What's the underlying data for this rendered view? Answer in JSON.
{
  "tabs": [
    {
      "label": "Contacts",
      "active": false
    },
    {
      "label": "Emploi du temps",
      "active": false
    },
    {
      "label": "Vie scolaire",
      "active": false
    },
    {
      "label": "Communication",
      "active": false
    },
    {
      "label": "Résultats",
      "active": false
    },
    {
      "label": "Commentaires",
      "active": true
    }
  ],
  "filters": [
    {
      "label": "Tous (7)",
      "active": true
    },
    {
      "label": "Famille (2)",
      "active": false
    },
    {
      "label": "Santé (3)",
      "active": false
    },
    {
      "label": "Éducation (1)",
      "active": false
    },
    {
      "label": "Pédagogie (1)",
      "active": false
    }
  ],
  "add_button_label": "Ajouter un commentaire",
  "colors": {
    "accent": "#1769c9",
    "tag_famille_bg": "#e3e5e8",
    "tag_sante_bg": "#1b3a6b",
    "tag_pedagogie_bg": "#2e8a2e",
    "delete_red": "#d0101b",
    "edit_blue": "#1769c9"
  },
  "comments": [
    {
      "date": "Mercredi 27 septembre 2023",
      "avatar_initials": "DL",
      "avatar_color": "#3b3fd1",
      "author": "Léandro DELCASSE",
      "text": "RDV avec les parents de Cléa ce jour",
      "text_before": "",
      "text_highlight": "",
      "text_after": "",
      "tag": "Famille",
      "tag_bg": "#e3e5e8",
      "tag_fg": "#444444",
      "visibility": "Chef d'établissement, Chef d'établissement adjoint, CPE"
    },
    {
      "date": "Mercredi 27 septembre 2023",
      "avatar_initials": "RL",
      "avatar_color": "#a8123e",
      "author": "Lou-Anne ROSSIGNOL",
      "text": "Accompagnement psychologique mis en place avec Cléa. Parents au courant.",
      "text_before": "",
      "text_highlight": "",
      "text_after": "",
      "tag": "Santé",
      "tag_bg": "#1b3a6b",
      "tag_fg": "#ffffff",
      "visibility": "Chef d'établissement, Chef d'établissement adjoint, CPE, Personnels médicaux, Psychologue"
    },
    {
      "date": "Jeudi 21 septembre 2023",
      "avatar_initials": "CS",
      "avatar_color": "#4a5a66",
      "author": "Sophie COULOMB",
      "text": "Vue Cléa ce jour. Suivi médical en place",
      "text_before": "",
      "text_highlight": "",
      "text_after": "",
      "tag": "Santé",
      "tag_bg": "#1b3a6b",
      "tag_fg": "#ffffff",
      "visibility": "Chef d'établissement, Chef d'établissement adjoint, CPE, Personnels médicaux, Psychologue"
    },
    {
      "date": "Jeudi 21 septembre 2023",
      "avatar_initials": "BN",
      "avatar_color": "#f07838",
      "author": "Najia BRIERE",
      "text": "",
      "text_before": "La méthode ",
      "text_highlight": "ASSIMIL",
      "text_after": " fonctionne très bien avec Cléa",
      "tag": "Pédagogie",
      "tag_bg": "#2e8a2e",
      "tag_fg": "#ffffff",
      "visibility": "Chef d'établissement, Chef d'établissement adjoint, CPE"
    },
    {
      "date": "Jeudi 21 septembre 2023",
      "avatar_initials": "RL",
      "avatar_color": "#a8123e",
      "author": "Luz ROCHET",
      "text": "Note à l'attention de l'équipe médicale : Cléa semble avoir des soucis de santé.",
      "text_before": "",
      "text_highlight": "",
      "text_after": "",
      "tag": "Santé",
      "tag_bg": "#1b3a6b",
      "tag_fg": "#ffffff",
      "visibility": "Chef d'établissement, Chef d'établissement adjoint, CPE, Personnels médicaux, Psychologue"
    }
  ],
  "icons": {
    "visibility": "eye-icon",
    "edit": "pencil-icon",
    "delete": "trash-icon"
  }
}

********

Above are some records; extract every one of them exactly.

What's the underlying data for this rendered view? Answer in JSON.
{
  "tabs": [
    {
      "label": "Contacts",
      "active": false
    },
    {
      "label": "Emploi du temps",
      "active": false
    },
    {
      "label": "Vie scolaire",
      "active": false
    },
    {
      "label": "Communication",
      "active": false
    },
    {
      "label": "Résultats",
      "active": false
    },
    {
      "label": "Commentaires",
      "active": true
    }
  ],
  "filters": [
    {
      "label": "Tous (7)",
      "active": true
    },
    {
      "label": "Famille (2)",
      "active": false
    },
    {
      "label": "Santé (3)",
      "active": false
    },
    {
      "label": "Éducation (1)",
      "active": false
    },
    {
      "label": "Pédagogie (1)",
      "active": false
    }
  ],
  "add_button_label": "Ajouter un commentaire",
  "colors": {
    "accent": "#1769c9",
    "tag_famille_bg": "#e3e5e8",
    "tag_sante_bg": "#1b3a6b",
    "tag_pedagogie_bg": "#2e8a2e",
    "delete_red": "#d0101b",
    "edit_blue": "#1769c9"
  },
  "comments": [
    {
      "date": "Mercredi 27 septembre 2023",
      "avatar_initials": "DL",
      "avatar_color": "#3b3fd1",
      "author": "Léandro DELCASSE",
      "text": "RDV avec les parents de Cléa ce jour",
      "text_before": "",
      "text_highlight": "",
      "text_after": "",
      "tag": "Famille",
      "tag_bg": "#e3e5e8",
      "tag_fg": "#444444",
      "visibility": "Chef d'établissement, Chef d'établissement adjoint, CPE"
    },
    {
      "date": "Mercredi 27 septembre 2023",
      "avatar_initials": "RL",
      "avatar_color": "#a8123e",
      "author": "Lou-Anne ROSSIGNOL",
      "text": "Accompagnement psychologique mis en place avec Cléa. Parents au courant.",
      "text_before": "",
      "text_highlight": "",
      "text_after": "",
      "tag": "Santé",
      "tag_bg": "#1b3a6b",
      "tag_fg": "#ffffff",
      "visibility": "Chef d'établissement, Chef d'établissement adjoint, CPE, Personnels médicaux, Psychologue"
    },
    {
      "date": "Jeudi 21 septembre 2023",
      "avatar_initials": "CS",
      "avatar_color": "#4a5a66",
      "author": "Sophie COULOMB",
      "text": "Vue Cléa ce jour. Suivi médical en place",
      "text_before": "",
      "text_highlight": "",
      "text_after": "",
      "tag": "Santé",
      "tag_bg": "#1b3a6b",
      "tag_fg": "#ffffff",
      "visibility": "Chef d'établissement, Chef d'établissement adjoint, CPE, Personnels médicaux, Psychologue"
    },
    {
      "date": "Jeudi 21 septembre 2023",
      "avatar_initials": "BN",
      "avatar_color": "#f07838",
      "author": "Najia BRIERE",
      "text": "",
      "text_before": "La méthode ",
      "text_highlight": "ASSIMIL",
      "text_after": " fonctionne très bien avec Cléa",
      "tag": "Pédagogie",
      "tag_bg": "#2e8a2e",
      "tag_fg": "#ffffff",
      "visibility": "Chef d'établissement, Chef d'établissement adjoint, CPE"
    },
    {
      "date": "Jeudi 21 septembre 2023",
      "avatar_initials": "RL",
      "avatar_color": "#a8123e",
      "author": "Luz ROCHET",
      "text": "Note à l'attention de l'équipe médicale : Cléa semble avoir des soucis de santé.",
      "text_before": "",
      "text_highlight": "",
      "text_after": "",
      "tag": "Santé",
      "tag_bg": "#1b3a6b",
      "tag_fg": "#ffffff",
      "visibility": "Chef d'établissement, Chef d'établissement adjoint, CPE, Personnels médicaux, Psychologue"
    }
  ],
  "icons": {
    "visibility": "eye-icon",
    "edit": "pencil-icon",
    "delete": "trash-icon"
  }
}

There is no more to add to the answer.